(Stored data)
┏━━
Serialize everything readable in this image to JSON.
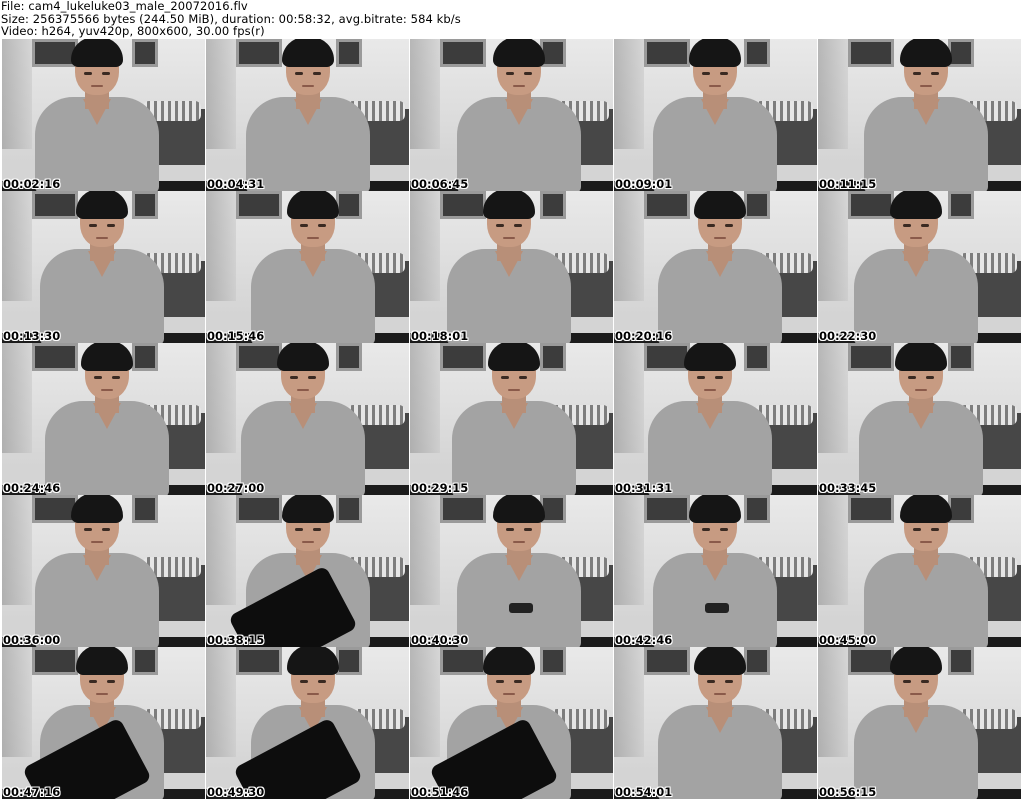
{
  "header": {
    "file_line": "File: cam4_lukeluke03_male_20072016.flv",
    "size_line": "Size: 256375566 bytes (244.50 MiB), duration: 00:58:32, avg.bitrate: 584 kb/s",
    "video_line": "Video: h264, yuv420p, 800x600, 30.00 fps(r)"
  },
  "thumbnails": [
    {
      "time": "00:02:16"
    },
    {
      "time": "00:04:31"
    },
    {
      "time": "00:06:45"
    },
    {
      "time": "00:09:01"
    },
    {
      "time": "00:11:15"
    },
    {
      "time": "00:13:30"
    },
    {
      "time": "00:15:46"
    },
    {
      "time": "00:18:01"
    },
    {
      "time": "00:20:16"
    },
    {
      "time": "00:22:30"
    },
    {
      "time": "00:24:46"
    },
    {
      "time": "00:27:00"
    },
    {
      "time": "00:29:15"
    },
    {
      "time": "00:31:31"
    },
    {
      "time": "00:33:45"
    },
    {
      "time": "00:36:00"
    },
    {
      "time": "00:38:15"
    },
    {
      "time": "00:40:30"
    },
    {
      "time": "00:42:46"
    },
    {
      "time": "00:45:00"
    },
    {
      "time": "00:47:16"
    },
    {
      "time": "00:49:30"
    },
    {
      "time": "00:51:46"
    },
    {
      "time": "00:54:01"
    },
    {
      "time": "00:56:15"
    }
  ]
}
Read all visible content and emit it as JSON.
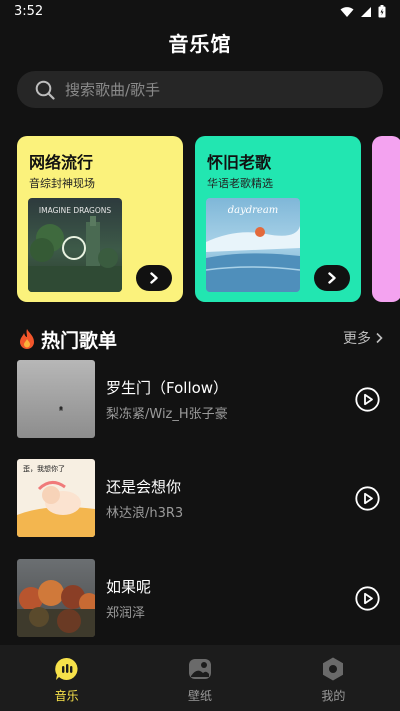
{
  "status_bar": {
    "time": "3:52"
  },
  "header": {
    "title": "音乐馆"
  },
  "search": {
    "placeholder": "搜索歌曲/歌手"
  },
  "featured": [
    {
      "title": "网络流行",
      "subtitle": "音综封神现场",
      "color": "#fbf27c",
      "cover_text": "IMAGINE DRAGONS"
    },
    {
      "title": "怀旧老歌",
      "subtitle": "华语老歌精选",
      "color": "#22e6b1",
      "cover_text": "daydream"
    },
    {
      "color": "#f4a3f0"
    }
  ],
  "hot_section": {
    "title": "热门歌单",
    "more_label": "更多"
  },
  "songs": [
    {
      "title": "罗生门（Follow）",
      "artist": "梨冻紧/Wiz_H张子豪"
    },
    {
      "title": "还是会想你",
      "artist": "林达浪/h3R3",
      "cover_text": "歪，我想你了"
    },
    {
      "title": "如果呢",
      "artist": "郑润泽"
    }
  ],
  "tabs": [
    {
      "label": "音乐",
      "icon": "music-chat-icon",
      "active": true
    },
    {
      "label": "壁纸",
      "icon": "wallpaper-icon",
      "active": false
    },
    {
      "label": "我的",
      "icon": "profile-hexagon-icon",
      "active": false
    }
  ],
  "colors": {
    "accent": "#f6e14a",
    "background": "#121212",
    "tabbar": "#1c1c1c"
  }
}
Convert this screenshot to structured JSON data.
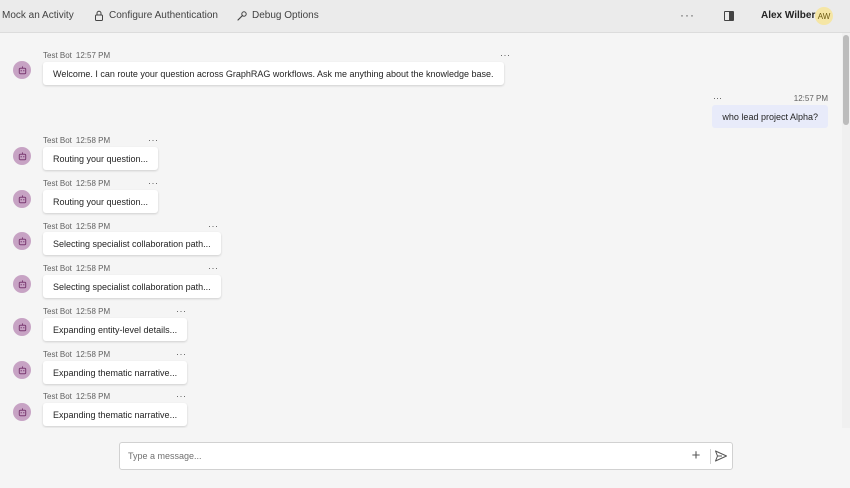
{
  "topbar": {
    "mock_label": "Mock an Activity",
    "auth_label": "Configure Authentication",
    "debug_label": "Debug Options",
    "more_label": "···",
    "user_name": "Alex Wilber",
    "user_initials": "AW"
  },
  "chat": {
    "messages": [
      {
        "sender": "Test Bot",
        "time": "12:57 PM",
        "text": "Welcome. I can route your question across GraphRAG workflows. Ask me anything about the knowledge base."
      },
      {
        "sender": "user",
        "time": "12:57 PM",
        "text": "who lead project Alpha?"
      },
      {
        "sender": "Test Bot",
        "time": "12:58 PM",
        "text": "Routing your question..."
      },
      {
        "sender": "Test Bot",
        "time": "12:58 PM",
        "text": "Routing your question..."
      },
      {
        "sender": "Test Bot",
        "time": "12:58 PM",
        "text": "Selecting specialist collaboration path..."
      },
      {
        "sender": "Test Bot",
        "time": "12:58 PM",
        "text": "Selecting specialist collaboration path..."
      },
      {
        "sender": "Test Bot",
        "time": "12:58 PM",
        "text": "Expanding entity-level details..."
      },
      {
        "sender": "Test Bot",
        "time": "12:58 PM",
        "text": "Expanding thematic narrative..."
      },
      {
        "sender": "Test Bot",
        "time": "12:58 PM",
        "text": "Expanding thematic narrative..."
      }
    ],
    "dots": "···"
  },
  "composer": {
    "placeholder": "Type a message..."
  },
  "colors": {
    "bot_avatar": "#c7a3c4",
    "user_bubble": "#e8ebfa",
    "user_avatar": "#f5e6a5"
  }
}
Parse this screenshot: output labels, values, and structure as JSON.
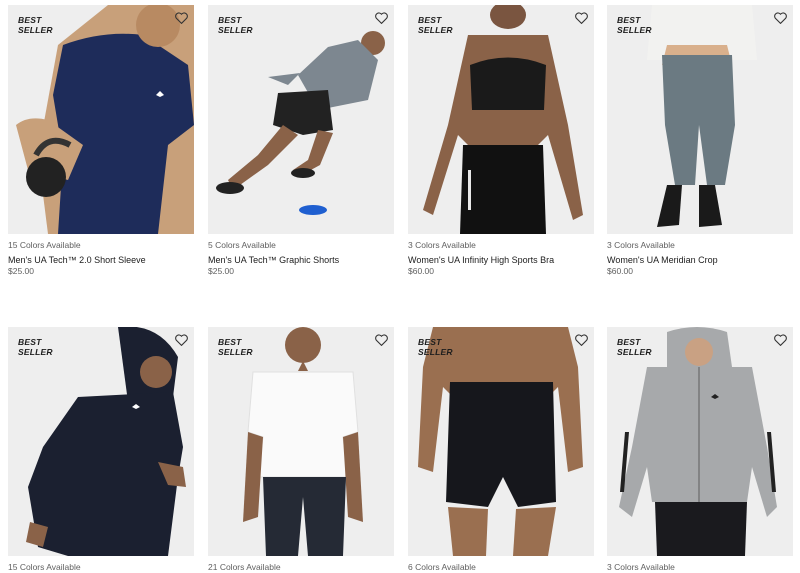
┗━━
WHAT THIS TASK INVOLVES → Copy the material above exactly and drop the pictures.

TASK RESPONSE →
Serialize everything readable in this image to JSON.
{
  "header": {
    "file_line": "File: cam4_lukeluke03_male_20072016.flv",
    "size_line": "Size: 256375566 bytes (244.50 MiB), duration: 00:58:32, avg.bitrate: 584 kb/s",
    "video_line": "Video: h264, yuv420p, 800x600, 30.00 fps(r)"
  },
  "thumbnails": [
    {
      "time": "00:02:16"
    },
    {
      "time": "00:04:31"
    },
    {
      "time": "00:06:45"
    },
    {
      "time": "00:09:01"
    },
    {
      "time": "00:11:15"
    },
    {
      "time": "00:13:30"
    },
    {
      "time": "00:15:46"
    },
    {
      "time": "00:18:01"
    },
    {
      "time": "00:20:16"
    },
    {
      "time": "00:22:30"
    },
    {
      "time": "00:24:46"
    },
    {
      "time": "00:27:00"
    },
    {
      "time": "00:29:15"
    },
    {
      "time": "00:31:31"
    },
    {
      "time": "00:33:45"
    },
    {
      "time": "00:36:00"
    },
    {
      "time": "00:38:15"
    },
    {
      "time": "00:40:30"
    },
    {
      "time": "00:42:46"
    },
    {
      "time": "00:45:00"
    },
    {
      "time": "00:47:16"
    },
    {
      "time": "00:49:30"
    },
    {
      "time": "00:51:46"
    },
    {
      "time": "00:54:01"
    },
    {
      "time": "00:56:15"
    }
  ]
}
Read all visible content and emit it as JSON.
{
  "status_bar": {
    "time": "3:52"
  },
  "header": {
    "title": "音乐馆"
  },
  "search": {
    "placeholder": "搜索歌曲/歌手"
  },
  "featured": [
    {
      "title": "网络流行",
      "subtitle": "音综封神现场",
      "color": "#fbf27c",
      "cover_text": "IMAGINE DRAGONS"
    },
    {
      "title": "怀旧老歌",
      "subtitle": "华语老歌精选",
      "color": "#22e6b1",
      "cover_text": "daydream"
    },
    {
      "color": "#f4a3f0"
    }
  ],
  "hot_section": {
    "title": "热门歌单",
    "more_label": "更多"
  },
  "songs": [
    {
      "title": "罗生门（Follow）",
      "artist": "梨冻紧/Wiz_H张子豪"
    },
    {
      "title": "还是会想你",
      "artist": "林达浪/h3R3",
      "cover_text": "歪，我想你了"
    },
    {
      "title": "如果呢",
      "artist": "郑润泽"
    }
  ],
  "tabs": [
    {
      "label": "音乐",
      "icon": "music-chat-icon",
      "active": true
    },
    {
      "label": "壁纸",
      "icon": "wallpaper-icon",
      "active": false
    },
    {
      "label": "我的",
      "icon": "profile-hexagon-icon",
      "active": false
    }
  ],
  "colors": {
    "accent": "#f6e14a",
    "background": "#121212",
    "tabbar": "#1c1c1c"
  }
}
Convert this screenshot to structured JSON data.
{
  "topbar": {
    "mock_label": "Mock an Activity",
    "auth_label": "Configure Authentication",
    "debug_label": "Debug Options",
    "more_label": "···",
    "user_name": "Alex Wilber",
    "user_initials": "AW"
  },
  "chat": {
    "messages": [
      {
        "sender": "Test Bot",
        "time": "12:57 PM",
        "text": "Welcome. I can route your question across GraphRAG workflows. Ask me anything about the knowledge base."
      },
      {
        "sender": "user",
        "time": "12:57 PM",
        "text": "who lead project Alpha?"
      },
      {
        "sender": "Test Bot",
        "time": "12:58 PM",
        "text": "Routing your question..."
      },
      {
        "sender": "Test Bot",
        "time": "12:58 PM",
        "text": "Routing your question..."
      },
      {
        "sender": "Test Bot",
        "time": "12:58 PM",
        "text": "Selecting specialist collaboration path..."
      },
      {
        "sender": "Test Bot",
        "time": "12:58 PM",
        "text": "Selecting specialist collaboration path..."
      },
      {
        "sender": "Test Bot",
        "time": "12:58 PM",
        "text": "Expanding entity-level details..."
      },
      {
        "sender": "Test Bot",
        "time": "12:58 PM",
        "text": "Expanding thematic narrative..."
      },
      {
        "sender": "Test Bot",
        "time": "12:58 PM",
        "text": "Expanding thematic narrative..."
      }
    ],
    "dots": "···"
  },
  "composer": {
    "placeholder": "Type a message..."
  },
  "colors": {
    "bot_avatar": "#c7a3c4",
    "user_bubble": "#e8ebfa",
    "user_avatar": "#f5e6a5"
  }
}
Parse this screenshot: output labels, values, and structure as JSON.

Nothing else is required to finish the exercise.